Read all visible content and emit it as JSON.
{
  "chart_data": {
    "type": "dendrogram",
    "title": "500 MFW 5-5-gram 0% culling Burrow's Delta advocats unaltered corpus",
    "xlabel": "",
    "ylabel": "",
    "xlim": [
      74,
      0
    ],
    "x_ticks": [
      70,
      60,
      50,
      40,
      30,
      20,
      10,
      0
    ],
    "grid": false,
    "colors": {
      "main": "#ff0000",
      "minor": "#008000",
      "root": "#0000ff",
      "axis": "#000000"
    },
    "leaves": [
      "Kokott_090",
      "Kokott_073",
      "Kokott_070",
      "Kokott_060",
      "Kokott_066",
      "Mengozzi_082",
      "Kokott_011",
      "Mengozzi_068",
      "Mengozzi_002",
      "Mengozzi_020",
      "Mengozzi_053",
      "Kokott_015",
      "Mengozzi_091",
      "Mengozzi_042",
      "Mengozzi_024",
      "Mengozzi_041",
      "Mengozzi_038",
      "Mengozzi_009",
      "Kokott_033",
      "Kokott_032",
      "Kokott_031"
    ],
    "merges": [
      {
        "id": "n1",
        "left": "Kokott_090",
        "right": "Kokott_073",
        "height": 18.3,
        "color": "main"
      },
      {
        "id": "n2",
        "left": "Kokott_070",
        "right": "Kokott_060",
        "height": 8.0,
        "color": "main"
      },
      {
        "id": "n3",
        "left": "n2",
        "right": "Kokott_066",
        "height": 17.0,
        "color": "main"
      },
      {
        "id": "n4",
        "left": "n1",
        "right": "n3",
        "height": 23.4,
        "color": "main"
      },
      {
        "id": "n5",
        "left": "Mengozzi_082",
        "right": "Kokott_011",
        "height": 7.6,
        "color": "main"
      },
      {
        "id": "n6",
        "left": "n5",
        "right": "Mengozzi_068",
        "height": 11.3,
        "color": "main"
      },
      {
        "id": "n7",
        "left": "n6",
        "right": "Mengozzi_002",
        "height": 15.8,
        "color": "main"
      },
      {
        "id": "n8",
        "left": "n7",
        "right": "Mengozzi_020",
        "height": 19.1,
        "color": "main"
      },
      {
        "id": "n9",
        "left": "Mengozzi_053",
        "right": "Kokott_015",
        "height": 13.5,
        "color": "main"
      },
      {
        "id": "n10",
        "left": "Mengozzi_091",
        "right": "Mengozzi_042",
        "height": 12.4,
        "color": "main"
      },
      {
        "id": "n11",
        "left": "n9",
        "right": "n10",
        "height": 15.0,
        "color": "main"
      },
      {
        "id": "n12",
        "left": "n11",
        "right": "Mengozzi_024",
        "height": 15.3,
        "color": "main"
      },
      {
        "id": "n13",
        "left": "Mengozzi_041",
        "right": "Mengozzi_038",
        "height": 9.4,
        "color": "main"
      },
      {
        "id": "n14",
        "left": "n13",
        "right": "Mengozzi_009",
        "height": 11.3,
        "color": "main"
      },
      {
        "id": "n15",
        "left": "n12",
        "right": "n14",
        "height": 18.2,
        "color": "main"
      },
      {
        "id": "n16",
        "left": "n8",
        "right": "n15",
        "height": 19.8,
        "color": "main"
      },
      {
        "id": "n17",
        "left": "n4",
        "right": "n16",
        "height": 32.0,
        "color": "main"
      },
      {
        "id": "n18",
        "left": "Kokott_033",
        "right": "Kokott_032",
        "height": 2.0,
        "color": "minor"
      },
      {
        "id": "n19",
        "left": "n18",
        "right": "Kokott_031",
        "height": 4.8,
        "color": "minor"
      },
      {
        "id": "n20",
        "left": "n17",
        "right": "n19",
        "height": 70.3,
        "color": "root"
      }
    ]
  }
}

◆ What this task involves: Give the data again, exactly as it stands.

◆ Answer to the problem:
Read all visible content and emit it as JSON.
{
  "chart_data": {
    "type": "dendrogram",
    "title": "500 MFW 5-5-gram 0% culling Burrow's Delta advocats unaltered corpus",
    "xlabel": "",
    "ylabel": "",
    "xlim": [
      74,
      0
    ],
    "x_ticks": [
      70,
      60,
      50,
      40,
      30,
      20,
      10,
      0
    ],
    "grid": false,
    "colors": {
      "main": "#ff0000",
      "minor": "#008000",
      "root": "#0000ff",
      "axis": "#000000"
    },
    "leaves": [
      "Kokott_090",
      "Kokott_073",
      "Kokott_070",
      "Kokott_060",
      "Kokott_066",
      "Mengozzi_082",
      "Kokott_011",
      "Mengozzi_068",
      "Mengozzi_002",
      "Mengozzi_020",
      "Mengozzi_053",
      "Kokott_015",
      "Mengozzi_091",
      "Mengozzi_042",
      "Mengozzi_024",
      "Mengozzi_041",
      "Mengozzi_038",
      "Mengozzi_009",
      "Kokott_033",
      "Kokott_032",
      "Kokott_031"
    ],
    "merges": [
      {
        "id": "n1",
        "left": "Kokott_090",
        "right": "Kokott_073",
        "height": 18.3,
        "color": "main"
      },
      {
        "id": "n2",
        "left": "Kokott_070",
        "right": "Kokott_060",
        "height": 8.0,
        "color": "main"
      },
      {
        "id": "n3",
        "left": "n2",
        "right": "Kokott_066",
        "height": 17.0,
        "color": "main"
      },
      {
        "id": "n4",
        "left": "n1",
        "right": "n3",
        "height": 23.4,
        "color": "main"
      },
      {
        "id": "n5",
        "left": "Mengozzi_082",
        "right": "Kokott_011",
        "height": 7.6,
        "color": "main"
      },
      {
        "id": "n6",
        "left": "n5",
        "right": "Mengozzi_068",
        "height": 11.3,
        "color": "main"
      },
      {
        "id": "n7",
        "left": "n6",
        "right": "Mengozzi_002",
        "height": 15.8,
        "color": "main"
      },
      {
        "id": "n8",
        "left": "n7",
        "right": "Mengozzi_020",
        "height": 19.1,
        "color": "main"
      },
      {
        "id": "n9",
        "left": "Mengozzi_053",
        "right": "Kokott_015",
        "height": 13.5,
        "color": "main"
      },
      {
        "id": "n10",
        "left": "Mengozzi_091",
        "right": "Mengozzi_042",
        "height": 12.4,
        "color": "main"
      },
      {
        "id": "n11",
        "left": "n9",
        "right": "n10",
        "height": 15.0,
        "color": "main"
      },
      {
        "id": "n12",
        "left": "n11",
        "right": "Mengozzi_024",
        "height": 15.3,
        "color": "main"
      },
      {
        "id": "n13",
        "left": "Mengozzi_041",
        "right": "Mengozzi_038",
        "height": 9.4,
        "color": "main"
      },
      {
        "id": "n14",
        "left": "n13",
        "right": "Mengozzi_009",
        "height": 11.3,
        "color": "main"
      },
      {
        "id": "n15",
        "left": "n12",
        "right": "n14",
        "height": 18.2,
        "color": "main"
      },
      {
        "id": "n16",
        "left": "n8",
        "right": "n15",
        "height": 19.8,
        "color": "main"
      },
      {
        "id": "n17",
        "left": "n4",
        "right": "n16",
        "height": 32.0,
        "color": "main"
      },
      {
        "id": "n18",
        "left": "Kokott_033",
        "right": "Kokott_032",
        "height": 2.0,
        "color": "minor"
      },
      {
        "id": "n19",
        "left": "n18",
        "right": "Kokott_031",
        "height": 4.8,
        "color": "minor"
      },
      {
        "id": "n20",
        "left": "n17",
        "right": "n19",
        "height": 70.3,
        "color": "root"
      }
    ]
  }
}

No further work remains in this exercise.